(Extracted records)
● ● ● ● ● ● ●

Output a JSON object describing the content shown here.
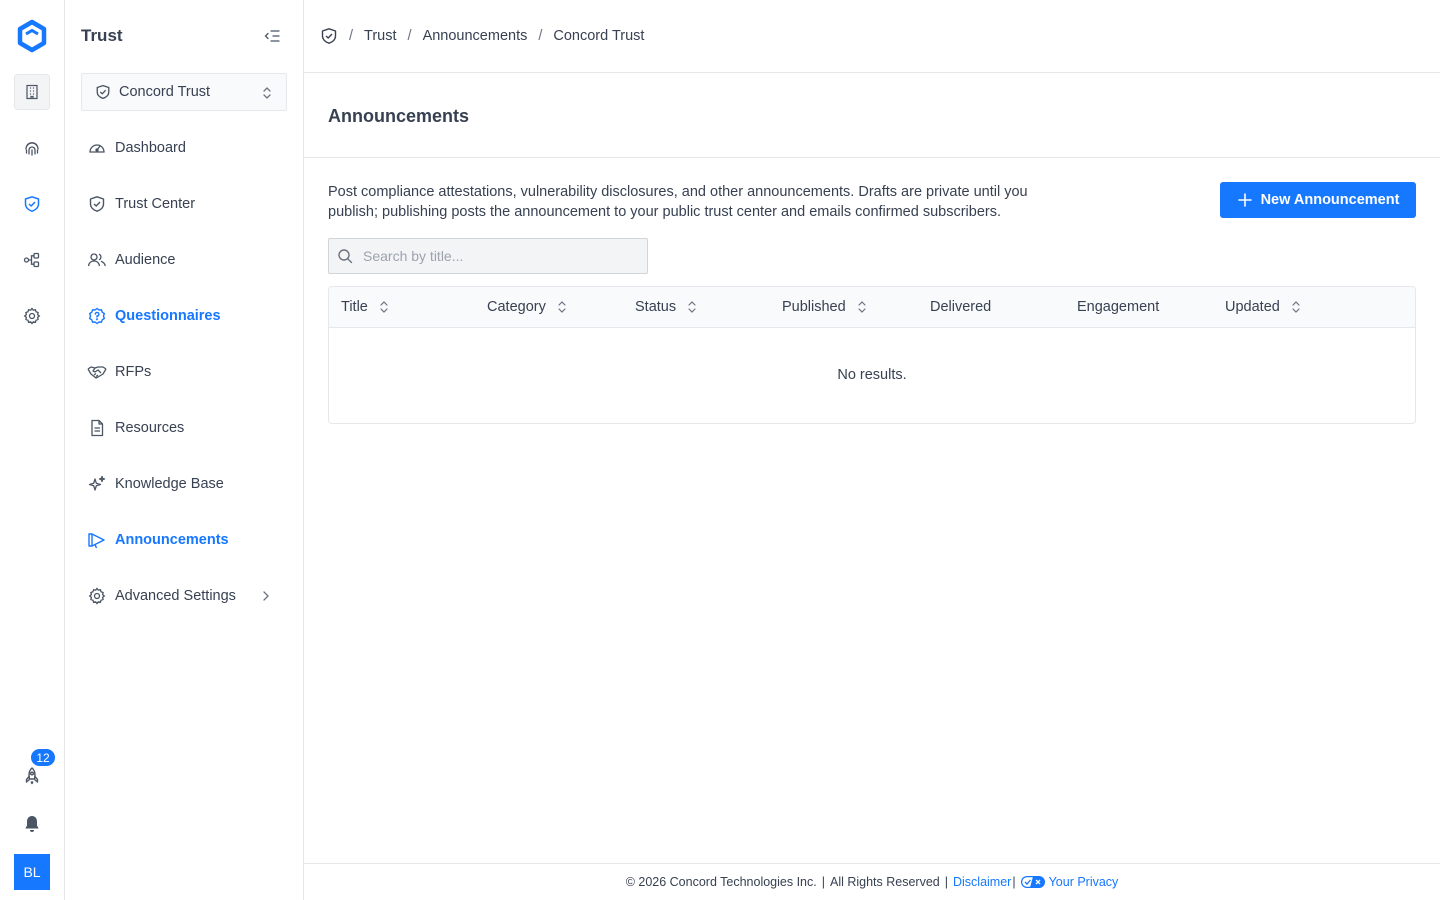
{
  "rail": {
    "items": [
      {
        "name": "building-icon"
      },
      {
        "name": "fingerprint-icon"
      },
      {
        "name": "shield-check-icon"
      },
      {
        "name": "workflow-icon"
      },
      {
        "name": "settings-icon"
      }
    ],
    "notification_count": "12",
    "avatar_initials": "BL"
  },
  "sidebar": {
    "title": "Trust",
    "selector_value": "Concord Trust",
    "items": [
      {
        "label": "Dashboard",
        "icon": "gauge-icon"
      },
      {
        "label": "Trust Center",
        "icon": "shield-check-icon"
      },
      {
        "label": "Audience",
        "icon": "users-icon"
      },
      {
        "label": "Questionnaires",
        "icon": "question-badge-icon"
      },
      {
        "label": "RFPs",
        "icon": "handshake-icon"
      },
      {
        "label": "Resources",
        "icon": "file-text-icon"
      },
      {
        "label": "Knowledge Base",
        "icon": "sparkles-icon"
      },
      {
        "label": "Announcements",
        "icon": "megaphone-icon"
      },
      {
        "label": "Advanced Settings",
        "icon": "settings-icon"
      }
    ]
  },
  "breadcrumb": [
    "Trust",
    "Announcements",
    "Concord Trust"
  ],
  "page": {
    "title": "Announcements",
    "description": "Post compliance attestations, vulnerability disclosures, and other announcements. Drafts are private until you publish; publishing posts the announcement to your public trust center and emails confirmed subscribers.",
    "new_button": "New Announcement",
    "search_placeholder": "Search by title..."
  },
  "table": {
    "columns": [
      "Title",
      "Category",
      "Status",
      "Published",
      "Delivered",
      "Engagement",
      "Updated"
    ],
    "empty_text": "No results."
  },
  "footer": {
    "copyright": "© 2026 Concord Technologies Inc.",
    "rights": "All Rights Reserved",
    "disclaimer": "Disclaimer",
    "privacy": "Your Privacy"
  },
  "colors": {
    "accent": "#1677ff",
    "border": "#e5e7eb",
    "text": "#374151"
  }
}
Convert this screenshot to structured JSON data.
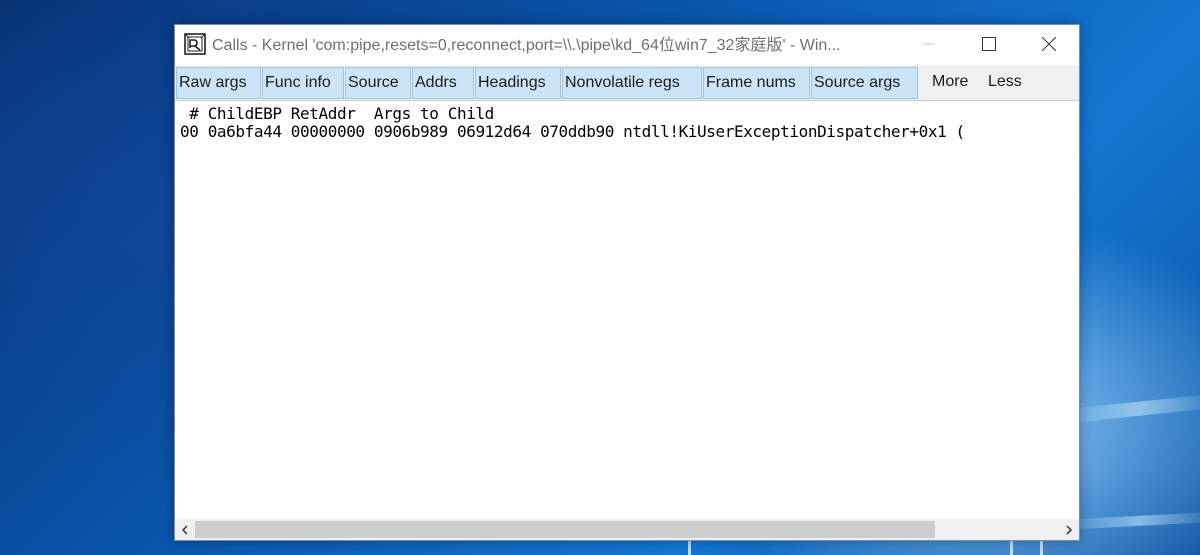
{
  "window": {
    "title": "Calls - Kernel 'com:pipe,resets=0,reconnect,port=\\\\.\\pipe\\kd_64位win7_32家庭版' - Win...",
    "caption_buttons": {
      "minimize": "—",
      "maximize": "☐",
      "close": "✕"
    }
  },
  "toolbar": {
    "buttons": [
      {
        "label": "Raw args"
      },
      {
        "label": "Func info"
      },
      {
        "label": "Source"
      },
      {
        "label": "Addrs"
      },
      {
        "label": "Headings"
      },
      {
        "label": "Nonvolatile regs"
      },
      {
        "label": "Frame nums"
      },
      {
        "label": "Source args"
      }
    ],
    "more_label": "More",
    "less_label": "Less"
  },
  "callstack": {
    "header": " # ChildEBP RetAddr  Args to Child",
    "rows": [
      "00 0a6bfa44 00000000 0906b989 06912d64 070ddb90 ntdll!KiUserExceptionDispatcher+0x1 ("
    ]
  },
  "scrollbar": {
    "left_arrow": "‹",
    "right_arrow": "›"
  },
  "colors": {
    "toggle_bg": "#cce4f7",
    "toggle_border": "#9dc4e6",
    "desktop_blue": "#0a56ad",
    "title_text": "#6f6f6f"
  },
  "icons": [
    "calls-window-icon",
    "minimize-icon",
    "maximize-icon",
    "close-icon",
    "chevron-left-icon",
    "chevron-right-icon"
  ]
}
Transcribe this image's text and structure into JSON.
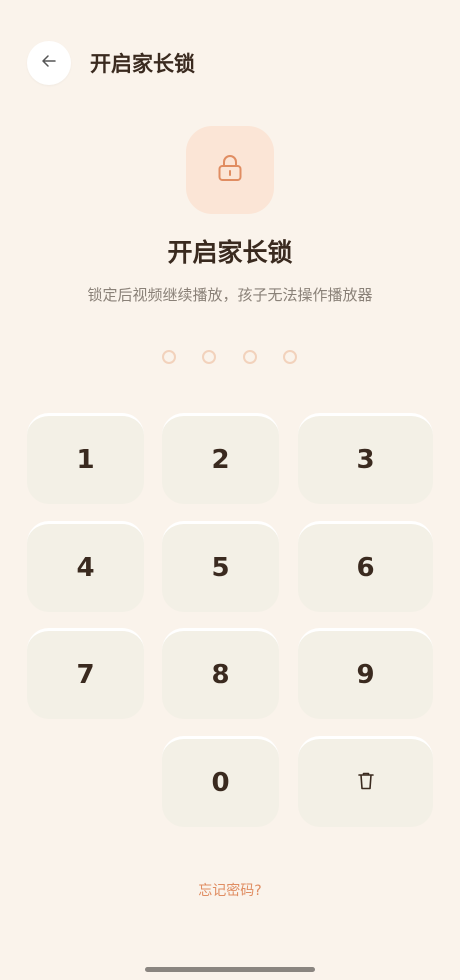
{
  "header": {
    "title": "开启家长锁"
  },
  "hero": {
    "title": "开启家长锁",
    "subtitle": "锁定后视频继续播放，孩子无法操作播放器"
  },
  "pin": {
    "length": 4,
    "filled": 0
  },
  "keypad": {
    "keys": [
      "1",
      "2",
      "3",
      "4",
      "5",
      "6",
      "7",
      "8",
      "9",
      "0"
    ],
    "delete_icon": "trash-icon"
  },
  "footer": {
    "forgot_label": "忘记密码?"
  },
  "colors": {
    "background": "#faf3eb",
    "accent": "#e08d62",
    "key_background": "#f3f0e6",
    "lock_tile": "#fbe5d6",
    "dot_border": "#f2d2bc",
    "title_text": "#3a2a1f",
    "subtitle_text": "#8a8178"
  }
}
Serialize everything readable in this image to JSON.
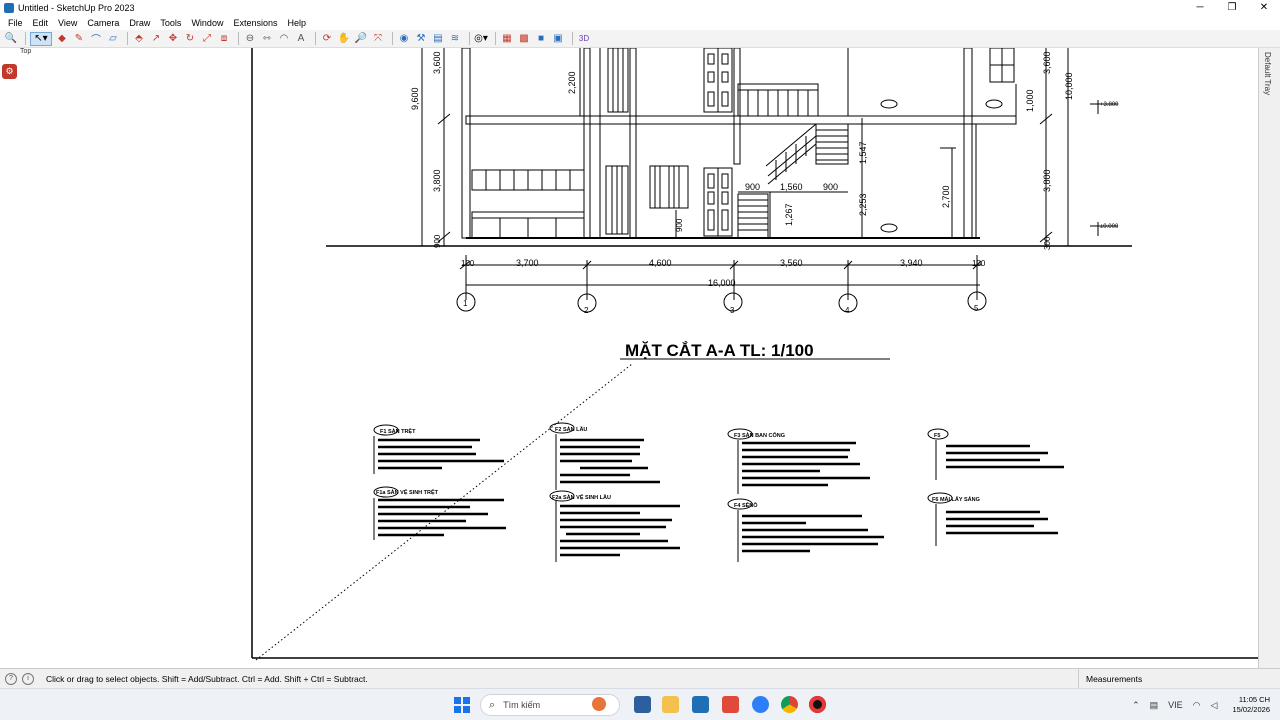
{
  "window": {
    "title": "Untitled - SketchUp Pro 2023",
    "controls": [
      "─",
      "❐",
      "✕"
    ]
  },
  "menu": [
    "File",
    "Edit",
    "View",
    "Camera",
    "Draw",
    "Tools",
    "Window",
    "Extensions",
    "Help"
  ],
  "scene_label": "Top",
  "tray_label": "Default Tray",
  "drawing": {
    "title": "MẶT CẮT A-A TL: 1/100",
    "dims_vertical_left": [
      "3,600",
      "9,600",
      "2,200",
      "3,800",
      "900"
    ],
    "dims_vertical_right": [
      "3,600",
      "10,000",
      "1,000",
      "3,800",
      "300"
    ],
    "dims_inner": [
      "1,547",
      "2,253",
      "2,700",
      "1,267",
      "900"
    ],
    "dims_horizontal": [
      "100",
      "3,700",
      "4,600",
      "3,560",
      "3,940",
      "100"
    ],
    "dims_stair": [
      "900",
      "1,560",
      "900"
    ],
    "dim_total": "16,000",
    "grid_axes": [
      "1",
      "2",
      "3",
      "4",
      "5"
    ],
    "levels": [
      "+3.800",
      "±0.000"
    ],
    "notes": [
      {
        "label": "F1 SÀN TRỆT"
      },
      {
        "label": "F2 SÀN LẦU"
      },
      {
        "label": "F3 SÀN BAN CÔNG"
      },
      {
        "label": "F5"
      },
      {
        "label": "F1a SÀN VỆ SINH TRỆT"
      },
      {
        "label": "F2a SÀN VỆ SINH LẦU"
      },
      {
        "label": "F4 SÊNÔ"
      },
      {
        "label": "F6 MÁI LẤY SÁNG"
      }
    ]
  },
  "status": {
    "hint": "Click or drag to select objects. Shift = Add/Subtract. Ctrl = Add. Shift + Ctrl = Subtract.",
    "measurements_label": "Measurements"
  },
  "taskbar": {
    "search_placeholder": "Tìm kiếm",
    "lang": "VIE",
    "time": "11:05 CH",
    "date": "15/02/2026"
  },
  "icons": [
    "search-icon",
    "select-arrow-icon",
    "eraser-icon",
    "pencil-icon",
    "shape-icon",
    "push-pull-icon",
    "move-icon",
    "rotate-icon",
    "scale-icon",
    "offset-icon",
    "tape-icon",
    "orbit-icon",
    "pan-icon",
    "zoom-icon",
    "zoom-extents-icon",
    "warehouse-icon",
    "extension-icon"
  ]
}
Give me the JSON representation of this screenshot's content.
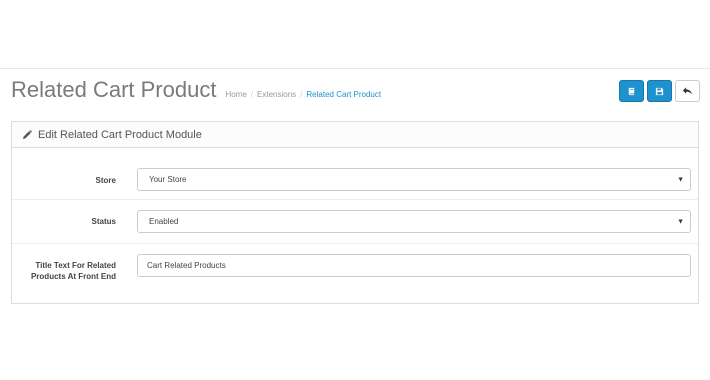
{
  "header": {
    "title": "Related Cart Product",
    "breadcrumb": [
      {
        "label": "Home"
      },
      {
        "label": "Extensions"
      },
      {
        "label": "Related Cart Product"
      }
    ],
    "breadcrumb_separator": "/"
  },
  "actions": {
    "buttons": [
      {
        "icon": "book-icon",
        "style": "primary"
      },
      {
        "icon": "save-icon",
        "style": "primary"
      },
      {
        "icon": "back-arrow-icon",
        "style": "default"
      }
    ]
  },
  "panel": {
    "icon": "pencil-icon",
    "title": "Edit Related Cart Product Module"
  },
  "form": {
    "store": {
      "label": "Store",
      "value": "Your Store",
      "caret": "▼"
    },
    "status": {
      "label": "Status",
      "value": "Enabled",
      "caret": "▼"
    },
    "title_text": {
      "label": "Title Text For Related Products At Front End",
      "value": "Cart Related Products"
    }
  },
  "colors": {
    "primary": "#1e91cf",
    "title_gray": "#7a7a7a",
    "border": "#dddddd"
  }
}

● ● ● ● ● ● ●

> _Short problem_: Without the pictures, output the full listing exactly as it stands.

> _Exercise solution_:
Output a JSON object describing the content shown here.
{
  "rail": {
    "items": [
      {
        "name": "building-icon"
      },
      {
        "name": "fingerprint-icon"
      },
      {
        "name": "shield-check-icon"
      },
      {
        "name": "workflow-icon"
      },
      {
        "name": "settings-icon"
      }
    ],
    "notification_count": "12",
    "avatar_initials": "BL"
  },
  "sidebar": {
    "title": "Trust",
    "selector_value": "Concord Trust",
    "items": [
      {
        "label": "Dashboard",
        "icon": "gauge-icon"
      },
      {
        "label": "Trust Center",
        "icon": "shield-check-icon"
      },
      {
        "label": "Audience",
        "icon": "users-icon"
      },
      {
        "label": "Questionnaires",
        "icon": "question-badge-icon"
      },
      {
        "label": "RFPs",
        "icon": "handshake-icon"
      },
      {
        "label": "Resources",
        "icon": "file-text-icon"
      },
      {
        "label": "Knowledge Base",
        "icon": "sparkles-icon"
      },
      {
        "label": "Announcements",
        "icon": "megaphone-icon"
      },
      {
        "label": "Advanced Settings",
        "icon": "settings-icon"
      }
    ]
  },
  "breadcrumb": [
    "Trust",
    "Announcements",
    "Concord Trust"
  ],
  "page": {
    "title": "Announcements",
    "description": "Post compliance attestations, vulnerability disclosures, and other announcements. Drafts are private until you publish; publishing posts the announcement to your public trust center and emails confirmed subscribers.",
    "new_button": "New Announcement",
    "search_placeholder": "Search by title..."
  },
  "table": {
    "columns": [
      "Title",
      "Category",
      "Status",
      "Published",
      "Delivered",
      "Engagement",
      "Updated"
    ],
    "empty_text": "No results."
  },
  "footer": {
    "copyright": "© 2026 Concord Technologies Inc.",
    "rights": "All Rights Reserved",
    "disclaimer": "Disclaimer",
    "privacy": "Your Privacy"
  },
  "colors": {
    "accent": "#1677ff",
    "border": "#e5e7eb",
    "text": "#374151"
  }
}
Convert this screenshot to structured JSON data.
{
  "window": {
    "title": "Calls - Kernel 'com:pipe,resets=0,reconnect,port=\\\\.\\pipe\\kd_64位win7_32家庭版' - Win...",
    "caption_buttons": {
      "minimize": "—",
      "maximize": "☐",
      "close": "✕"
    }
  },
  "toolbar": {
    "buttons": [
      {
        "label": "Raw args"
      },
      {
        "label": "Func info"
      },
      {
        "label": "Source"
      },
      {
        "label": "Addrs"
      },
      {
        "label": "Headings"
      },
      {
        "label": "Nonvolatile regs"
      },
      {
        "label": "Frame nums"
      },
      {
        "label": "Source args"
      }
    ],
    "more_label": "More",
    "less_label": "Less"
  },
  "callstack": {
    "header": " # ChildEBP RetAddr  Args to Child",
    "rows": [
      "00 0a6bfa44 00000000 0906b989 06912d64 070ddb90 ntdll!KiUserExceptionDispatcher+0x1 ("
    ]
  },
  "scrollbar": {
    "left_arrow": "‹",
    "right_arrow": "›"
  },
  "colors": {
    "toggle_bg": "#cce4f7",
    "toggle_border": "#9dc4e6",
    "desktop_blue": "#0a56ad",
    "title_text": "#6f6f6f"
  },
  "icons": [
    "calls-window-icon",
    "minimize-icon",
    "maximize-icon",
    "close-icon",
    "chevron-left-icon",
    "chevron-right-icon"
  ]
}
Transcribe this image's text and structure into JSON.
{
  "header": {
    "title": "开启家长锁"
  },
  "hero": {
    "title": "开启家长锁",
    "subtitle": "锁定后视频继续播放，孩子无法操作播放器"
  },
  "pin": {
    "length": 4,
    "filled": 0
  },
  "keypad": {
    "keys": [
      "1",
      "2",
      "3",
      "4",
      "5",
      "6",
      "7",
      "8",
      "9",
      "0"
    ],
    "delete_icon": "trash-icon"
  },
  "footer": {
    "forgot_label": "忘记密码?"
  },
  "colors": {
    "background": "#faf3eb",
    "accent": "#e08d62",
    "key_background": "#f3f0e6",
    "lock_tile": "#fbe5d6",
    "dot_border": "#f2d2bc",
    "title_text": "#3a2a1f",
    "subtitle_text": "#8a8178"
  }
}
Serialize everything readable in this image to JSON.
{
  "window": {
    "title": "Untitled - SketchUp Pro 2023",
    "controls": [
      "─",
      "❐",
      "✕"
    ]
  },
  "menu": [
    "File",
    "Edit",
    "View",
    "Camera",
    "Draw",
    "Tools",
    "Window",
    "Extensions",
    "Help"
  ],
  "scene_label": "Top",
  "tray_label": "Default Tray",
  "drawing": {
    "title": "MẶT CẮT A-A TL: 1/100",
    "dims_vertical_left": [
      "3,600",
      "9,600",
      "2,200",
      "3,800",
      "900"
    ],
    "dims_vertical_right": [
      "3,600",
      "10,000",
      "1,000",
      "3,800",
      "300"
    ],
    "dims_inner": [
      "1,547",
      "2,253",
      "2,700",
      "1,267",
      "900"
    ],
    "dims_horizontal": [
      "100",
      "3,700",
      "4,600",
      "3,560",
      "3,940",
      "100"
    ],
    "dims_stair": [
      "900",
      "1,560",
      "900"
    ],
    "dim_total": "16,000",
    "grid_axes": [
      "1",
      "2",
      "3",
      "4",
      "5"
    ],
    "levels": [
      "+3.800",
      "±0.000"
    ],
    "notes": [
      {
        "label": "F1 SÀN TRỆT"
      },
      {
        "label": "F2 SÀN LẦU"
      },
      {
        "label": "F3 SÀN BAN CÔNG"
      },
      {
        "label": "F5"
      },
      {
        "label": "F1a SÀN VỆ SINH TRỆT"
      },
      {
        "label": "F2a SÀN VỆ SINH LẦU"
      },
      {
        "label": "F4 SÊNÔ"
      },
      {
        "label": "F6 MÁI LẤY SÁNG"
      }
    ]
  },
  "status": {
    "hint": "Click or drag to select objects. Shift = Add/Subtract. Ctrl = Add. Shift + Ctrl = Subtract.",
    "measurements_label": "Measurements"
  },
  "taskbar": {
    "search_placeholder": "Tìm kiếm",
    "lang": "VIE",
    "time": "11:05 CH",
    "date": "15/02/2026"
  },
  "icons": [
    "search-icon",
    "select-arrow-icon",
    "eraser-icon",
    "pencil-icon",
    "shape-icon",
    "push-pull-icon",
    "move-icon",
    "rotate-icon",
    "scale-icon",
    "offset-icon",
    "tape-icon",
    "orbit-icon",
    "pan-icon",
    "zoom-icon",
    "zoom-extents-icon",
    "warehouse-icon",
    "extension-icon"
  ]
}
Give me the JSON representation of this screenshot's content.
{
  "header": {
    "title": "Related Cart Product",
    "breadcrumb": [
      {
        "label": "Home"
      },
      {
        "label": "Extensions"
      },
      {
        "label": "Related Cart Product"
      }
    ],
    "breadcrumb_separator": "/"
  },
  "actions": {
    "buttons": [
      {
        "icon": "book-icon",
        "style": "primary"
      },
      {
        "icon": "save-icon",
        "style": "primary"
      },
      {
        "icon": "back-arrow-icon",
        "style": "default"
      }
    ]
  },
  "panel": {
    "icon": "pencil-icon",
    "title": "Edit Related Cart Product Module"
  },
  "form": {
    "store": {
      "label": "Store",
      "value": "Your Store",
      "caret": "▼"
    },
    "status": {
      "label": "Status",
      "value": "Enabled",
      "caret": "▼"
    },
    "title_text": {
      "label": "Title Text For Related Products At Front End",
      "value": "Cart Related Products"
    }
  },
  "colors": {
    "primary": "#1e91cf",
    "title_gray": "#7a7a7a",
    "border": "#dddddd"
  }
}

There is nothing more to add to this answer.